═════ Supplied data

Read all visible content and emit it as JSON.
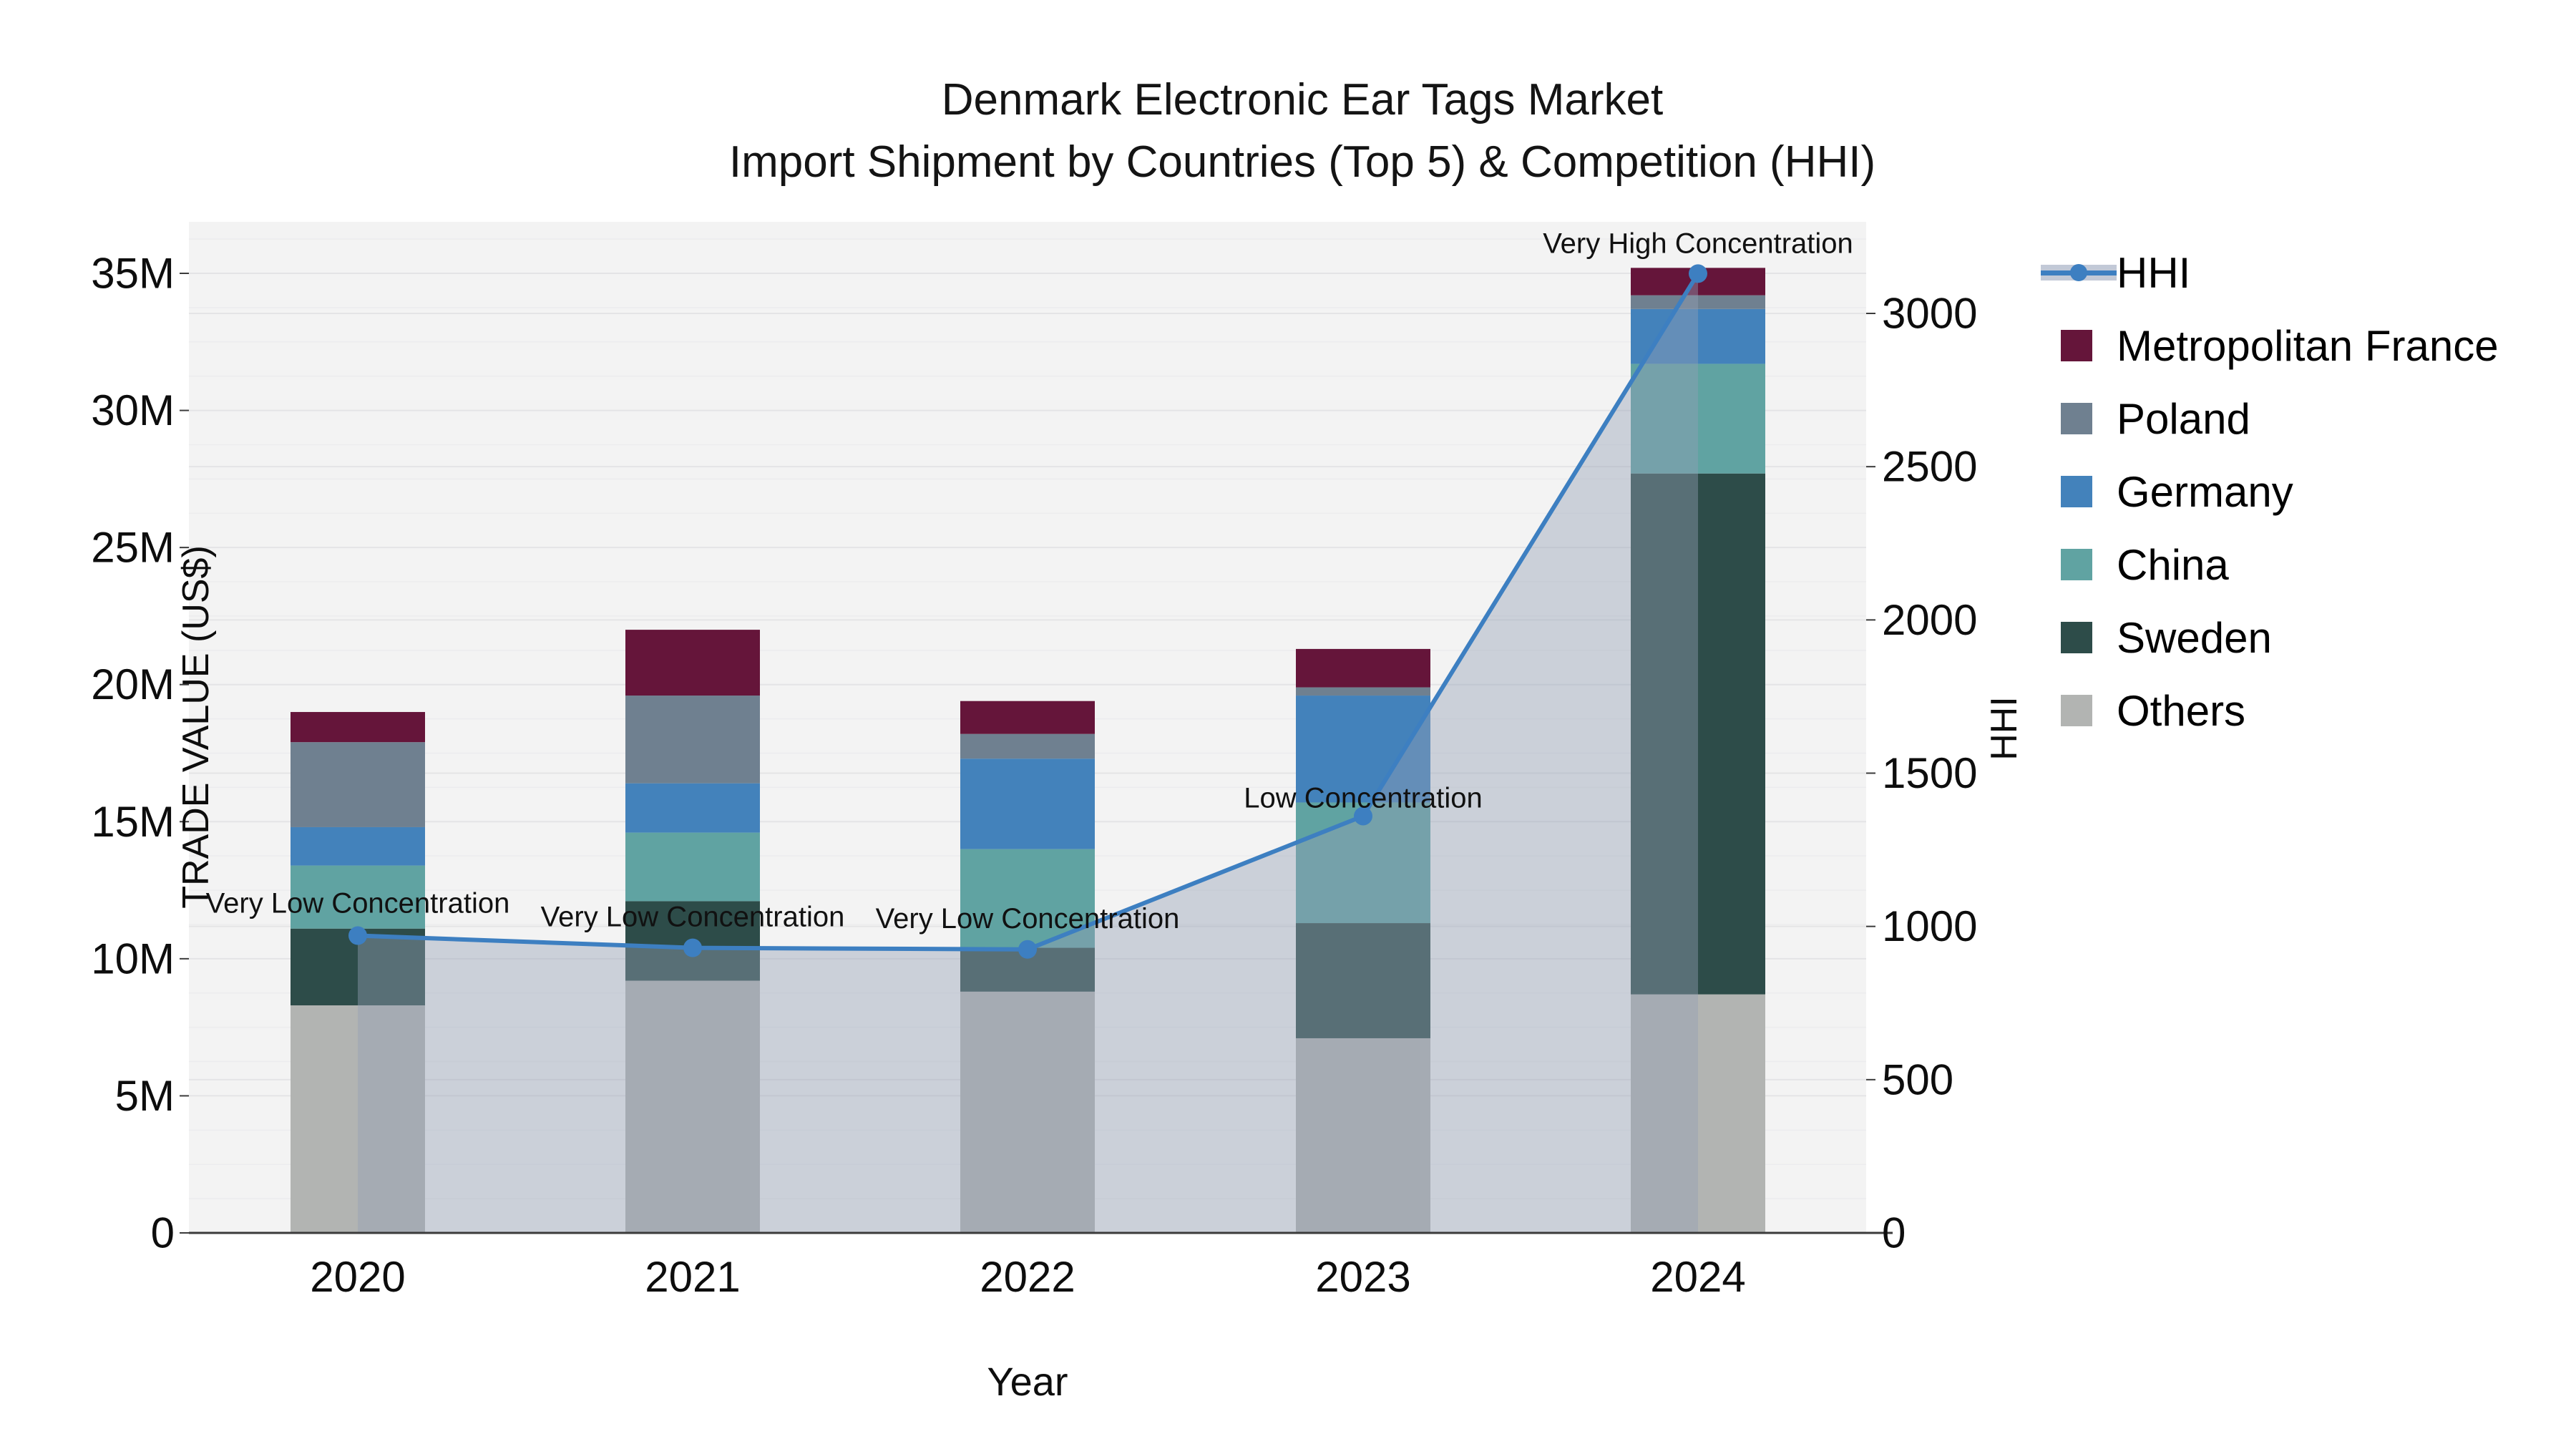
{
  "title": {
    "line1": "Denmark Electronic Ear Tags Market",
    "line2": "Import Shipment by Countries (Top 5) & Competition (HHI)"
  },
  "axes": {
    "left": {
      "label": "TRADE VALUE (US$)",
      "tick_values": [
        0,
        5,
        10,
        15,
        20,
        25,
        30,
        35
      ],
      "tick_labels": [
        "0",
        "5M",
        "10M",
        "15M",
        "20M",
        "25M",
        "30M",
        "35M"
      ]
    },
    "right": {
      "label": "HHI",
      "tick_values": [
        0,
        500,
        1000,
        1500,
        2000,
        2500,
        3000
      ],
      "tick_labels": [
        "0",
        "500",
        "1000",
        "1500",
        "2000",
        "2500",
        "3000"
      ]
    },
    "x": {
      "label": "Year",
      "categories": [
        "2020",
        "2021",
        "2022",
        "2023",
        "2024"
      ]
    }
  },
  "chart_data": {
    "type": "bar",
    "subtype": "stacked-bars-with-line-overlay",
    "categories": [
      "2020",
      "2021",
      "2022",
      "2023",
      "2024"
    ],
    "unit_bars": "million US$",
    "series": [
      {
        "name": "Others",
        "color": "#b2b4b2",
        "values": [
          8.3,
          9.2,
          8.8,
          7.1,
          8.7
        ]
      },
      {
        "name": "Sweden",
        "color": "#2d4c49",
        "values": [
          2.8,
          2.9,
          1.6,
          4.2,
          19.0
        ]
      },
      {
        "name": "China",
        "color": "#60a3a2",
        "values": [
          2.3,
          2.5,
          3.6,
          4.4,
          4.0
        ]
      },
      {
        "name": "Germany",
        "color": "#4382bb",
        "values": [
          1.4,
          1.8,
          3.3,
          3.9,
          2.0
        ]
      },
      {
        "name": "Poland",
        "color": "#6f8090",
        "values": [
          3.1,
          3.2,
          0.9,
          0.3,
          0.5
        ]
      },
      {
        "name": "Metropolitan France",
        "color": "#65153a",
        "values": [
          1.1,
          2.4,
          1.2,
          1.4,
          1.0
        ]
      }
    ],
    "bar_totals": [
      19.0,
      22.0,
      19.4,
      21.3,
      35.2
    ],
    "line_series": {
      "name": "HHI",
      "color": "#3d7fc1",
      "area_fill": "rgba(148,159,180,0.42)",
      "values": [
        970,
        930,
        925,
        1360,
        3130
      ]
    },
    "annotations": [
      {
        "category": "2020",
        "text": "Very Low Concentration"
      },
      {
        "category": "2021",
        "text": "Very Low Concentration"
      },
      {
        "category": "2022",
        "text": "Very Low Concentration"
      },
      {
        "category": "2023",
        "text": "Low Concentration"
      },
      {
        "category": "2024",
        "text": "Very High Concentration"
      }
    ],
    "title": "Denmark Electronic Ear Tags Market — Import Shipment by Countries (Top 5) & Competition (HHI)",
    "xlabel": "Year",
    "ylabel_left": "TRADE VALUE (US$)",
    "ylabel_right": "HHI",
    "ylim_left": [
      0,
      36.9
    ],
    "ylim_right": [
      0,
      3300
    ],
    "grid": true,
    "legend_position": "right-top"
  },
  "legend": {
    "items": [
      {
        "label": "HHI",
        "type": "line",
        "color": "#3d7fc1"
      },
      {
        "label": "Metropolitan France",
        "type": "swatch",
        "color": "#65153a"
      },
      {
        "label": "Poland",
        "type": "swatch",
        "color": "#6f8090"
      },
      {
        "label": "Germany",
        "type": "swatch",
        "color": "#4382bb"
      },
      {
        "label": "China",
        "type": "swatch",
        "color": "#60a3a2"
      },
      {
        "label": "Sweden",
        "type": "swatch",
        "color": "#2d4c49"
      },
      {
        "label": "Others",
        "type": "swatch",
        "color": "#b2b4b2"
      }
    ]
  },
  "colors": {
    "plot_background": "#f3f3f3",
    "grid_major": "#e4e4e6",
    "grid_minor": "#ececee",
    "axis_spine": "#3b3b3b",
    "text": "#0d0d0d"
  }
}
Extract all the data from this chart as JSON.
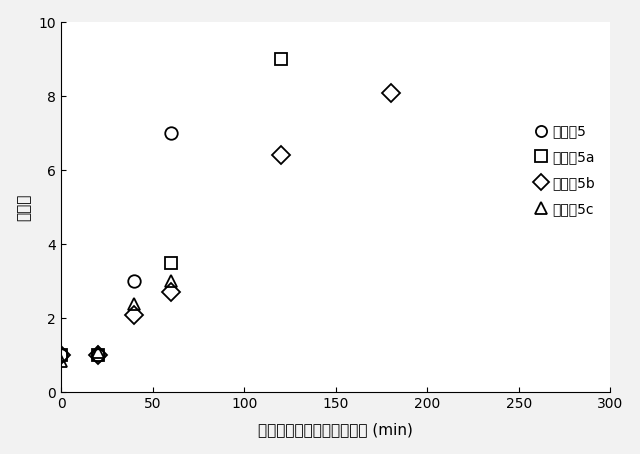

══════════

What you have to do — Give back the whole listing as it stands, minus its pictures.

Answer to this problem —
Read all visible content and emit it as JSON.
{
  "title": {
    "line1": "Denmark Electronic Ear Tags Market",
    "line2": "Import Shipment by Countries (Top 5) & Competition (HHI)"
  },
  "axes": {
    "left": {
      "label": "TRADE VALUE (US$)",
      "tick_values": [
        0,
        5,
        10,
        15,
        20,
        25,
        30,
        35
      ],
      "tick_labels": [
        "0",
        "5M",
        "10M",
        "15M",
        "20M",
        "25M",
        "30M",
        "35M"
      ]
    },
    "right": {
      "label": "HHI",
      "tick_values": [
        0,
        500,
        1000,
        1500,
        2000,
        2500,
        3000
      ],
      "tick_labels": [
        "0",
        "500",
        "1000",
        "1500",
        "2000",
        "2500",
        "3000"
      ]
    },
    "x": {
      "label": "Year",
      "categories": [
        "2020",
        "2021",
        "2022",
        "2023",
        "2024"
      ]
    }
  },
  "chart_data": {
    "type": "bar",
    "subtype": "stacked-bars-with-line-overlay",
    "categories": [
      "2020",
      "2021",
      "2022",
      "2023",
      "2024"
    ],
    "unit_bars": "million US$",
    "series": [
      {
        "name": "Others",
        "color": "#b2b4b2",
        "values": [
          8.3,
          9.2,
          8.8,
          7.1,
          8.7
        ]
      },
      {
        "name": "Sweden",
        "color": "#2d4c49",
        "values": [
          2.8,
          2.9,
          1.6,
          4.2,
          19.0
        ]
      },
      {
        "name": "China",
        "color": "#60a3a2",
        "values": [
          2.3,
          2.5,
          3.6,
          4.4,
          4.0
        ]
      },
      {
        "name": "Germany",
        "color": "#4382bb",
        "values": [
          1.4,
          1.8,
          3.3,
          3.9,
          2.0
        ]
      },
      {
        "name": "Poland",
        "color": "#6f8090",
        "values": [
          3.1,
          3.2,
          0.9,
          0.3,
          0.5
        ]
      },
      {
        "name": "Metropolitan France",
        "color": "#65153a",
        "values": [
          1.1,
          2.4,
          1.2,
          1.4,
          1.0
        ]
      }
    ],
    "bar_totals": [
      19.0,
      22.0,
      19.4,
      21.3,
      35.2
    ],
    "line_series": {
      "name": "HHI",
      "color": "#3d7fc1",
      "area_fill": "rgba(148,159,180,0.42)",
      "values": [
        970,
        930,
        925,
        1360,
        3130
      ]
    },
    "annotations": [
      {
        "category": "2020",
        "text": "Very Low Concentration"
      },
      {
        "category": "2021",
        "text": "Very Low Concentration"
      },
      {
        "category": "2022",
        "text": "Very Low Concentration"
      },
      {
        "category": "2023",
        "text": "Low Concentration"
      },
      {
        "category": "2024",
        "text": "Very High Concentration"
      }
    ],
    "title": "Denmark Electronic Ear Tags Market — Import Shipment by Countries (Top 5) & Competition (HHI)",
    "xlabel": "Year",
    "ylabel_left": "TRADE VALUE (US$)",
    "ylabel_right": "HHI",
    "ylim_left": [
      0,
      36.9
    ],
    "ylim_right": [
      0,
      3300
    ],
    "grid": true,
    "legend_position": "right-top"
  },
  "legend": {
    "items": [
      {
        "label": "HHI",
        "type": "line",
        "color": "#3d7fc1"
      },
      {
        "label": "Metropolitan France",
        "type": "swatch",
        "color": "#65153a"
      },
      {
        "label": "Poland",
        "type": "swatch",
        "color": "#6f8090"
      },
      {
        "label": "Germany",
        "type": "swatch",
        "color": "#4382bb"
      },
      {
        "label": "China",
        "type": "swatch",
        "color": "#60a3a2"
      },
      {
        "label": "Sweden",
        "type": "swatch",
        "color": "#2d4c49"
      },
      {
        "label": "Others",
        "type": "swatch",
        "color": "#b2b4b2"
      }
    ]
  },
  "colors": {
    "plot_background": "#f3f3f3",
    "grid_major": "#e4e4e6",
    "grid_minor": "#ececee",
    "axis_spine": "#3b3b3b",
    "text": "#0d0d0d"
  }
}
Extract all the data from this chart as JSON.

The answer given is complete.